Directions — Filter the records for lines holding the string "used".
==========
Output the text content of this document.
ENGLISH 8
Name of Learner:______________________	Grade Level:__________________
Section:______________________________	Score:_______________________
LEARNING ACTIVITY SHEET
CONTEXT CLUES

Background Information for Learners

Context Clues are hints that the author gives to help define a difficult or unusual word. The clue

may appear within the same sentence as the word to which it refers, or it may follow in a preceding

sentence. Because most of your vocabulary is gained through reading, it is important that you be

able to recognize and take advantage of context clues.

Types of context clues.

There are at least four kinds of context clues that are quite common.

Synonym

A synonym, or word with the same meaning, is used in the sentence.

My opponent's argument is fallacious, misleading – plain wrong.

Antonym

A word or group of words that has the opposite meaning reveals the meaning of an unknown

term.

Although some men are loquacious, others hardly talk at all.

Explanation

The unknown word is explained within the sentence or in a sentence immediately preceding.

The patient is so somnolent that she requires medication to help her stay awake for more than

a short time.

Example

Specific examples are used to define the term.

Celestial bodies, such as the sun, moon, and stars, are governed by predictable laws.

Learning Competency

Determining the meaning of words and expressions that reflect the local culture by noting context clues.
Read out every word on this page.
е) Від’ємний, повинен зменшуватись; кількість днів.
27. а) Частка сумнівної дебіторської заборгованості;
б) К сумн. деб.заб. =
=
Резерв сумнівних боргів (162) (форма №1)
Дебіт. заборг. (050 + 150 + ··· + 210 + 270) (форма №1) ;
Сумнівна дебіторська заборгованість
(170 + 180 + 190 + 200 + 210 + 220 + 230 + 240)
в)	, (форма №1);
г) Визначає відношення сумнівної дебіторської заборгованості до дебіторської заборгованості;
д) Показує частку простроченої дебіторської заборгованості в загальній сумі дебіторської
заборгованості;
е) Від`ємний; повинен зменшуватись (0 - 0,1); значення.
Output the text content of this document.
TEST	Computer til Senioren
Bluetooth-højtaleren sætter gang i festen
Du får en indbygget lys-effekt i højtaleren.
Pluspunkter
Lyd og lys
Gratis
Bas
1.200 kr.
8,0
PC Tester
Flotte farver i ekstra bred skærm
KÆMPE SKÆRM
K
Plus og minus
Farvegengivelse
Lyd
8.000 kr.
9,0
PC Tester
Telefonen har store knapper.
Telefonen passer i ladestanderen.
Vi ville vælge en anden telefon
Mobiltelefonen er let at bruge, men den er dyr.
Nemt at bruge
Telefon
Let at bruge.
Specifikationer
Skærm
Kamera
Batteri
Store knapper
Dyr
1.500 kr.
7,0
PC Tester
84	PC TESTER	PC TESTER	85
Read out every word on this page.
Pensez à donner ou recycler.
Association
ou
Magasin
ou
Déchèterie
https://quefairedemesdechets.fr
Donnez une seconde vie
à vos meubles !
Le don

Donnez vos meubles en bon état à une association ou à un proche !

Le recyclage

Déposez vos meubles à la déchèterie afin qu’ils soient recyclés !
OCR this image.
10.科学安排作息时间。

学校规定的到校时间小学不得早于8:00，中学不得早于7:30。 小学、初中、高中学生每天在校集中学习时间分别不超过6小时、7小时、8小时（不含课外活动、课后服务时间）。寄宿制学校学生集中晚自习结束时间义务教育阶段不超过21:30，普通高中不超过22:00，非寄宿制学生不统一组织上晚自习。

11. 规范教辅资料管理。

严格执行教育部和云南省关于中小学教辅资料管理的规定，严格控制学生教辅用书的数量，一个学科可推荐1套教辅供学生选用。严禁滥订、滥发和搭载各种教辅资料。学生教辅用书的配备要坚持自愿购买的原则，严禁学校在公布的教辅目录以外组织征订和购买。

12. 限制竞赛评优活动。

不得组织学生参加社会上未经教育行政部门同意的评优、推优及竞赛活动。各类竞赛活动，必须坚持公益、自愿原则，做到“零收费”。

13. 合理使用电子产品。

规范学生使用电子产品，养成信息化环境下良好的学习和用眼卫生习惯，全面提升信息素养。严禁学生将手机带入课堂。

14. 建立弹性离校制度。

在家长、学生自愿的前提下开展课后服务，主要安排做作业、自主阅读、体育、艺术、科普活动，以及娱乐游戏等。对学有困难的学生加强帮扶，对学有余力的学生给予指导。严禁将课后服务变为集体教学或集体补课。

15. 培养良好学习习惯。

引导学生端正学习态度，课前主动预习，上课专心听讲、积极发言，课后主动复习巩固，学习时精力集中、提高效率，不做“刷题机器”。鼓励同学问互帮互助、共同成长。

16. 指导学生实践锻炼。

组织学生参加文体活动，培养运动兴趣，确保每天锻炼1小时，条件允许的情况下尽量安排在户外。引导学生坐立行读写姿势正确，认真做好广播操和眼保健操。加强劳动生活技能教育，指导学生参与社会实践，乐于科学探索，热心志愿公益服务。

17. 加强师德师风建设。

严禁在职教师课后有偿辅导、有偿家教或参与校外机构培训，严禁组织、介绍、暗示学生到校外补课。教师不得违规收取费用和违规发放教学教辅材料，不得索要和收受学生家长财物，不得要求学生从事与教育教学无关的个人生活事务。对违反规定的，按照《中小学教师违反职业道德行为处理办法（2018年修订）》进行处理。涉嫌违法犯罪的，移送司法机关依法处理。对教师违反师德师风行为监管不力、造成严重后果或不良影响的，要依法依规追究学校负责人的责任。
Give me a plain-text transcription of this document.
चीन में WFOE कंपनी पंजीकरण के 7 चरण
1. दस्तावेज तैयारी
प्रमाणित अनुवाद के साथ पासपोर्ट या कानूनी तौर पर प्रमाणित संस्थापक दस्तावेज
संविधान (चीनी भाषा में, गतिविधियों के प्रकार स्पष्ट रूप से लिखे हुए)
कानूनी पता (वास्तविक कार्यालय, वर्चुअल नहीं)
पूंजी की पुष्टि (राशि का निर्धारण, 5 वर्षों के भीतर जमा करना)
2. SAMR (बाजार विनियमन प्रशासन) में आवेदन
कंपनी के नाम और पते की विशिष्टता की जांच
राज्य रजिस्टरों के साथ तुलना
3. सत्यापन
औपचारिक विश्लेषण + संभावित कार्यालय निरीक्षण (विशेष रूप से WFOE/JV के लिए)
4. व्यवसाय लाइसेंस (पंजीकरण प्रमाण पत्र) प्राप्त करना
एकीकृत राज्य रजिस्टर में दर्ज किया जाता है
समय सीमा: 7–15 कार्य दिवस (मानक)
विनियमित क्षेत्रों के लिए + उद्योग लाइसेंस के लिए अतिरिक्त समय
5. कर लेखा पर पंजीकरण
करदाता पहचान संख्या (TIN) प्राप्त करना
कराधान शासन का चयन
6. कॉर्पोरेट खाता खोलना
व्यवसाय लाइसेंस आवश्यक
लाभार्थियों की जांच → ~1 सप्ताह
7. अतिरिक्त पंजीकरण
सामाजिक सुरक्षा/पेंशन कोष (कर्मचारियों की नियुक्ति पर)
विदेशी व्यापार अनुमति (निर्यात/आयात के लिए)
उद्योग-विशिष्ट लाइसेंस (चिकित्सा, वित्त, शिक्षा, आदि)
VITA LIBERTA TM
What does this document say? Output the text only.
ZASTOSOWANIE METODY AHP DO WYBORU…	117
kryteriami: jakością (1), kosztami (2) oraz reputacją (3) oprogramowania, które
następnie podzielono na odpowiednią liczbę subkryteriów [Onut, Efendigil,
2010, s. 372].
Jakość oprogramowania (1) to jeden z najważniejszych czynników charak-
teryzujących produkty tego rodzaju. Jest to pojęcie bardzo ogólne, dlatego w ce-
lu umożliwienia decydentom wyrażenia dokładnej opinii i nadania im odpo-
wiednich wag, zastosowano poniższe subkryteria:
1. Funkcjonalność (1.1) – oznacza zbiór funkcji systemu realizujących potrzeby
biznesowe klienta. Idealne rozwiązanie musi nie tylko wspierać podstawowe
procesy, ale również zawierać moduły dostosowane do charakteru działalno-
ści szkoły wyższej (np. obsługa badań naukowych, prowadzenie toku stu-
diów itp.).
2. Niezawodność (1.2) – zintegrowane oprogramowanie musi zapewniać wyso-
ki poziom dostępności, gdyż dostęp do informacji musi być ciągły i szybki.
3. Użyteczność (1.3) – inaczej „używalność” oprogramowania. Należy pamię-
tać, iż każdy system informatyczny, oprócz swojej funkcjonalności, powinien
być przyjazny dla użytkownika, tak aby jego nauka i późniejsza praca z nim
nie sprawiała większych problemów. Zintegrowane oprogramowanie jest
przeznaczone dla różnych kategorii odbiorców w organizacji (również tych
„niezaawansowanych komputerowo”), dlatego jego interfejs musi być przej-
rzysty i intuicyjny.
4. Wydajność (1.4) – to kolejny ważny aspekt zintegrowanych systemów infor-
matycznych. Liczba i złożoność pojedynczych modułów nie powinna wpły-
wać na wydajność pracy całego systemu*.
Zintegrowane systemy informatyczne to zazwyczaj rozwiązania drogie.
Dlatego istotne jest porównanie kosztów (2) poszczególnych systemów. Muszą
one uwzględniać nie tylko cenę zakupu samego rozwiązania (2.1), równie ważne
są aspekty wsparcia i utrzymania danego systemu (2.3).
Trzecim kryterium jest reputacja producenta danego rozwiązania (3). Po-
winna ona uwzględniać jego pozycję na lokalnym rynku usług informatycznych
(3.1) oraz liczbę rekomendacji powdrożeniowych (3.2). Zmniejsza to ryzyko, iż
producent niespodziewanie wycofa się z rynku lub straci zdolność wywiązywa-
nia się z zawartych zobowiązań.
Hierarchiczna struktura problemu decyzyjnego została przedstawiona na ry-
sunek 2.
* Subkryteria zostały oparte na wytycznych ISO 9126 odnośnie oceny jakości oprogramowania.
==========
Task output —
A synonym, or word with the same meaning, is used in the sentence.
Specific examples are used to define the term.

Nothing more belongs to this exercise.